----- SUPPLIED MATERIAL -----

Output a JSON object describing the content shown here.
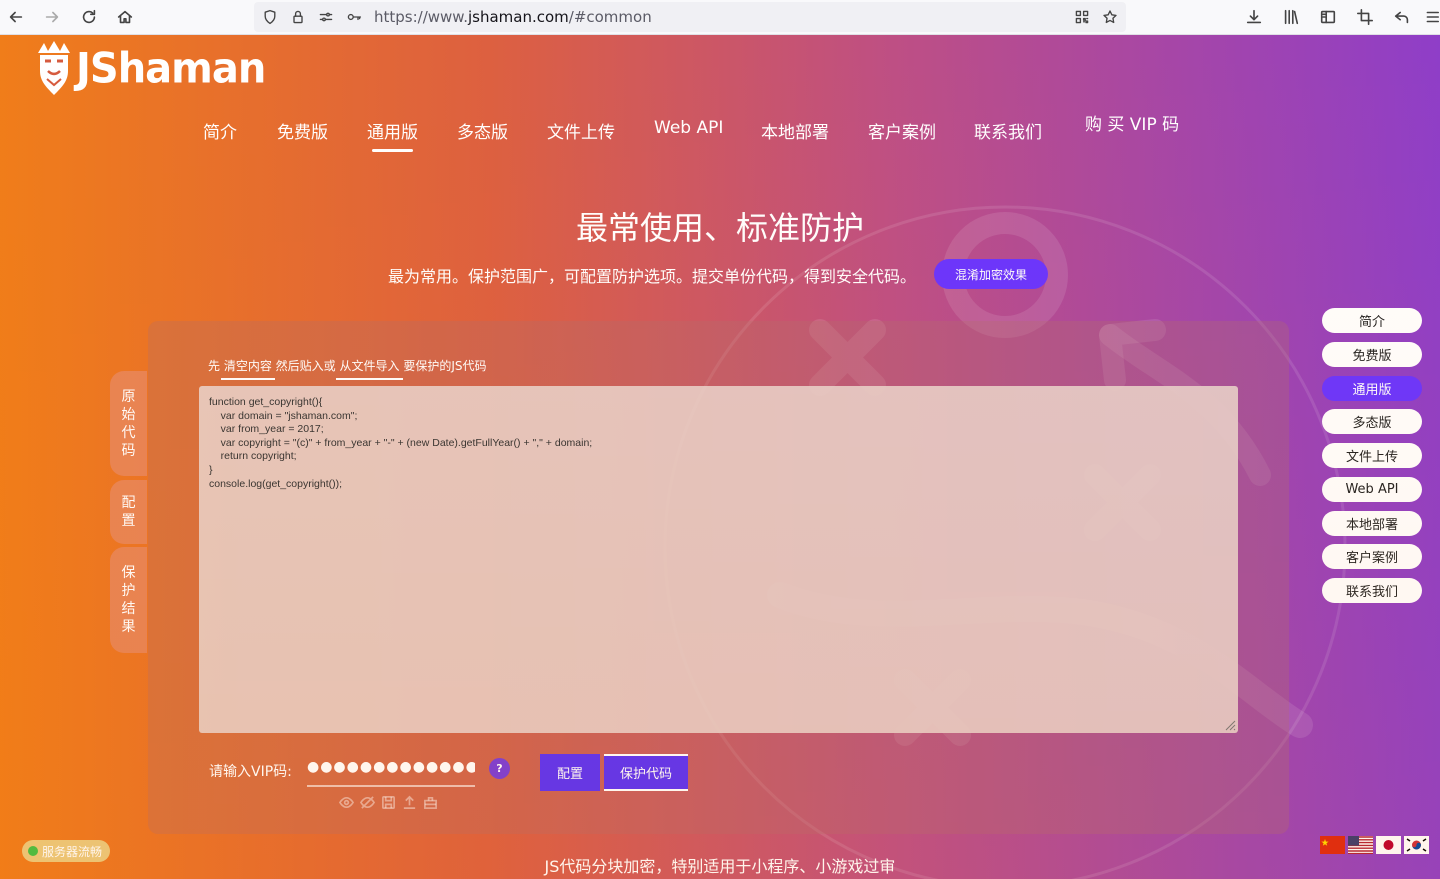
{
  "browser": {
    "url_prefix": "https://www.",
    "url_host": "jshaman.com",
    "url_path": "/#common"
  },
  "brand": {
    "logo_text": "JShaman"
  },
  "nav": {
    "items": [
      "简介",
      "免费版",
      "通用版",
      "多态版",
      "文件上传",
      "Web API",
      "本地部署",
      "客户案例",
      "联系我们",
      "购 买 VIP 码"
    ],
    "active": "通用版"
  },
  "hero": {
    "title": "最常使用、标准防护",
    "subtitle": "最为常用。保护范围广，可配置防护选项。提交单份代码，得到安全代码。",
    "demo_button": "混淆加密效果"
  },
  "side_tabs": [
    "原始代码",
    "配置",
    "保护结果"
  ],
  "instructions": {
    "pre": "先 ",
    "clear": "清空内容",
    "mid": " 然后贴入或 ",
    "import": "从文件导入",
    "post": " 要保护的JS代码"
  },
  "code": "function get_copyright(){\n    var domain = \"jshaman.com\";\n    var from_year = 2017;\n    var copyright = \"(c)\" + from_year + \"-\" + (new Date).getFullYear() + \",\" + domain;\n    return copyright;\n}\nconsole.log(get_copyright());",
  "vip": {
    "label": "请输入VIP码:",
    "value": "●●●●●●●●●●●●●●●●●●●●●●",
    "help": "?",
    "config_button": "配置",
    "protect_button": "保护代码"
  },
  "right_nav": {
    "items": [
      "简介",
      "免费版",
      "通用版",
      "多态版",
      "文件上传",
      "Web API",
      "本地部署",
      "客户案例",
      "联系我们"
    ],
    "active": "通用版"
  },
  "status": "服务器流畅",
  "footer": "JS代码分块加密，特别适用于小程序、小游戏过审",
  "languages": [
    "zh",
    "en",
    "ja",
    "ko"
  ],
  "colors": {
    "accent": "#5c32f4",
    "active_pill": "#6a35ff",
    "status_dot": "#44c044"
  }
}
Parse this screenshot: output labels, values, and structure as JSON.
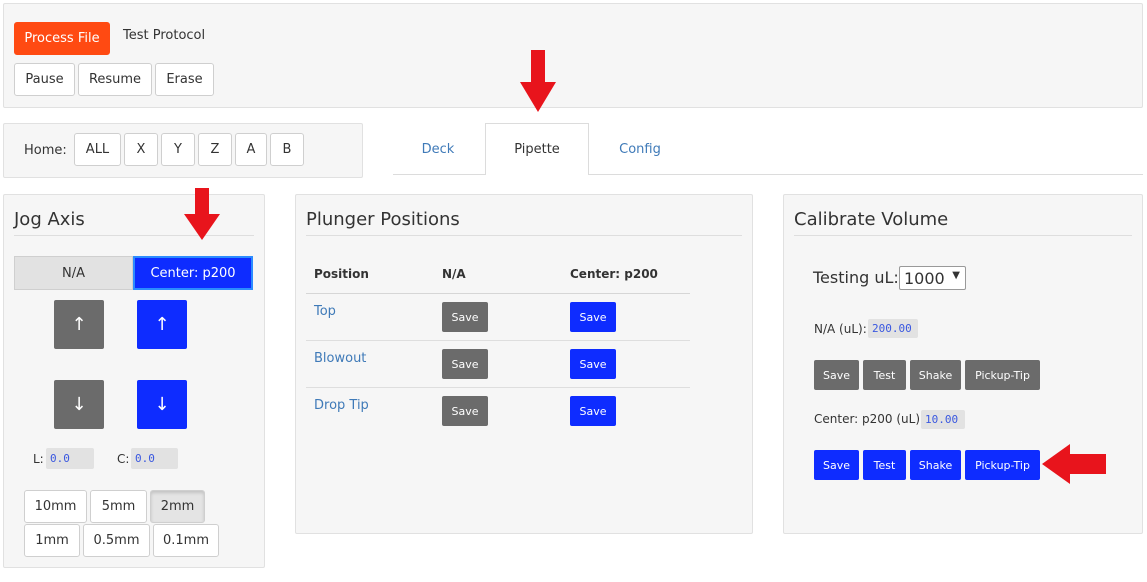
{
  "top": {
    "process_label": "Process File",
    "protocol_name": "Test Protocol",
    "pause_label": "Pause",
    "resume_label": "Resume",
    "erase_label": "Erase"
  },
  "home": {
    "label": "Home:",
    "buttons": [
      "ALL",
      "X",
      "Y",
      "Z",
      "A",
      "B"
    ]
  },
  "tabs": [
    "Deck",
    "Pipette",
    "Config"
  ],
  "active_tab": "Pipette",
  "jog": {
    "title": "Jog Axis",
    "axis_left": "N/A",
    "axis_right": "Center: p200",
    "up_glyph": "↑",
    "down_glyph": "↓",
    "left_label": "L:",
    "left_value": "0.0",
    "center_label": "C:",
    "center_value": "0.0",
    "steps_row1": [
      "10mm",
      "5mm",
      "2mm"
    ],
    "steps_row2": [
      "1mm",
      "0.5mm",
      "0.1mm"
    ],
    "selected_step": "2mm"
  },
  "plunger": {
    "title": "Plunger Positions",
    "columns": [
      "Position",
      "N/A",
      "Center: p200"
    ],
    "rows": [
      "Top",
      "Blowout",
      "Drop Tip"
    ],
    "save_label": "Save"
  },
  "calibrate": {
    "title": "Calibrate Volume",
    "testing_label": "Testing uL:",
    "testing_value": "1000",
    "left_label": "N/A (uL):",
    "left_value": "200.00",
    "right_label": "Center: p200 (uL):",
    "right_value": "10.00",
    "actions": [
      "Save",
      "Test",
      "Shake",
      "Pickup-Tip"
    ]
  },
  "colors": {
    "orange": "#ff4a12",
    "blue": "#0e2cff",
    "grey": "#6b6b6b",
    "arrow": "#e8141c",
    "link": "#3f7ab8"
  },
  "icons": {
    "annotation": "red-arrow-icon",
    "dropdown": "caret-down-icon"
  }
}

-----

WHAT TO DO: Give all the entries again exactly, dropping each picture.

RESULT OF THE TASK:
Output a JSON object describing the content shown here.
{
  "browser": {
    "url_prefix": "https://www.",
    "url_host": "jshaman.com",
    "url_path": "/#common"
  },
  "brand": {
    "logo_text": "JShaman"
  },
  "nav": {
    "items": [
      "简介",
      "免费版",
      "通用版",
      "多态版",
      "文件上传",
      "Web API",
      "本地部署",
      "客户案例",
      "联系我们",
      "购 买 VIP 码"
    ],
    "active": "通用版"
  },
  "hero": {
    "title": "最常使用、标准防护",
    "subtitle": "最为常用。保护范围广，可配置防护选项。提交单份代码，得到安全代码。",
    "demo_button": "混淆加密效果"
  },
  "side_tabs": [
    "原始代码",
    "配置",
    "保护结果"
  ],
  "instructions": {
    "pre": "先 ",
    "clear": "清空内容",
    "mid": " 然后贴入或 ",
    "import": "从文件导入",
    "post": " 要保护的JS代码"
  },
  "code": "function get_copyright(){\n    var domain = \"jshaman.com\";\n    var from_year = 2017;\n    var copyright = \"(c)\" + from_year + \"-\" + (new Date).getFullYear() + \",\" + domain;\n    return copyright;\n}\nconsole.log(get_copyright());",
  "vip": {
    "label": "请输入VIP码:",
    "value": "●●●●●●●●●●●●●●●●●●●●●●",
    "help": "?",
    "config_button": "配置",
    "protect_button": "保护代码"
  },
  "right_nav": {
    "items": [
      "简介",
      "免费版",
      "通用版",
      "多态版",
      "文件上传",
      "Web API",
      "本地部署",
      "客户案例",
      "联系我们"
    ],
    "active": "通用版"
  },
  "status": "服务器流畅",
  "footer": "JS代码分块加密，特别适用于小程序、小游戏过审",
  "languages": [
    "zh",
    "en",
    "ja",
    "ko"
  ],
  "colors": {
    "accent": "#5c32f4",
    "active_pill": "#6a35ff",
    "status_dot": "#44c044"
  }
}
Parse this screenshot: output labels, values, and structure as JSON.
{
  "top": {
    "process_label": "Process File",
    "protocol_name": "Test Protocol",
    "pause_label": "Pause",
    "resume_label": "Resume",
    "erase_label": "Erase"
  },
  "home": {
    "label": "Home:",
    "buttons": [
      "ALL",
      "X",
      "Y",
      "Z",
      "A",
      "B"
    ]
  },
  "tabs": [
    "Deck",
    "Pipette",
    "Config"
  ],
  "active_tab": "Pipette",
  "jog": {
    "title": "Jog Axis",
    "axis_left": "N/A",
    "axis_right": "Center: p200",
    "up_glyph": "↑",
    "down_glyph": "↓",
    "left_label": "L:",
    "left_value": "0.0",
    "center_label": "C:",
    "center_value": "0.0",
    "steps_row1": [
      "10mm",
      "5mm",
      "2mm"
    ],
    "steps_row2": [
      "1mm",
      "0.5mm",
      "0.1mm"
    ],
    "selected_step": "2mm"
  },
  "plunger": {
    "title": "Plunger Positions",
    "columns": [
      "Position",
      "N/A",
      "Center: p200"
    ],
    "rows": [
      "Top",
      "Blowout",
      "Drop Tip"
    ],
    "save_label": "Save"
  },
  "calibrate": {
    "title": "Calibrate Volume",
    "testing_label": "Testing uL:",
    "testing_value": "1000",
    "left_label": "N/A (uL):",
    "left_value": "200.00",
    "right_label": "Center: p200 (uL):",
    "right_value": "10.00",
    "actions": [
      "Save",
      "Test",
      "Shake",
      "Pickup-Tip"
    ]
  },
  "colors": {
    "orange": "#ff4a12",
    "blue": "#0e2cff",
    "grey": "#6b6b6b",
    "arrow": "#e8141c",
    "link": "#3f7ab8"
  },
  "icons": {
    "annotation": "red-arrow-icon",
    "dropdown": "caret-down-icon"
  }
}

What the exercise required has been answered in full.